■ Given task ■
List each line holding the string "government".

■ Supplied material ■
***

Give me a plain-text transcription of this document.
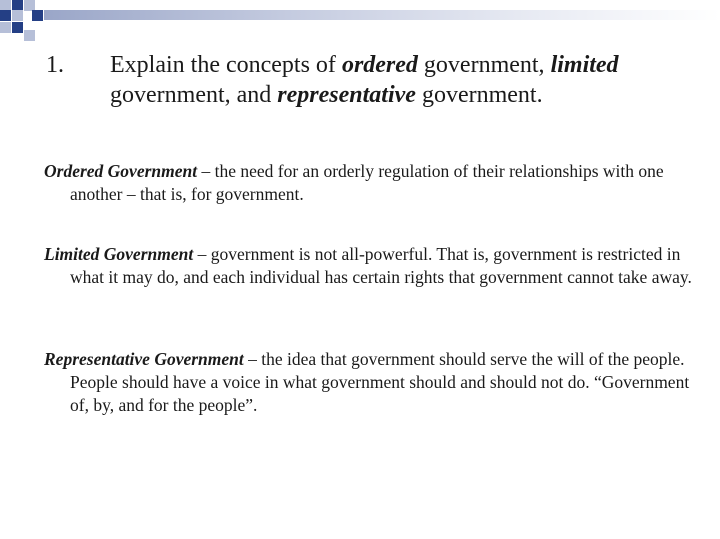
1. Explain the concepts of ordered government, limited government, and representative government.
Ordered Government – the need for an orderly regulation of their relationships with one another – that is, for government.
Limited Government – government is not all-powerful. That is, government is restricted in what it may do, and each individual has certain rights that government cannot take away.
Representative Government – the idea that government should serve the will of the people. People should have a voice in what government should and should not do. “Government of, by, and for the people”.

***

■ Answer below ■
1. Explain the concepts of ordered government, limited government, and representative government.
Ordered Government – the need for an orderly regulation of their relationships with one another – that is, for government.
Limited Government – government is not all-powerful. That is, government is restricted in what it may do, and each individual has certain rights that government cannot take away.
Representative Government – the idea that government should serve the will of the people. People should have a voice in what government should and should not do. “Government of, by, and for the people”.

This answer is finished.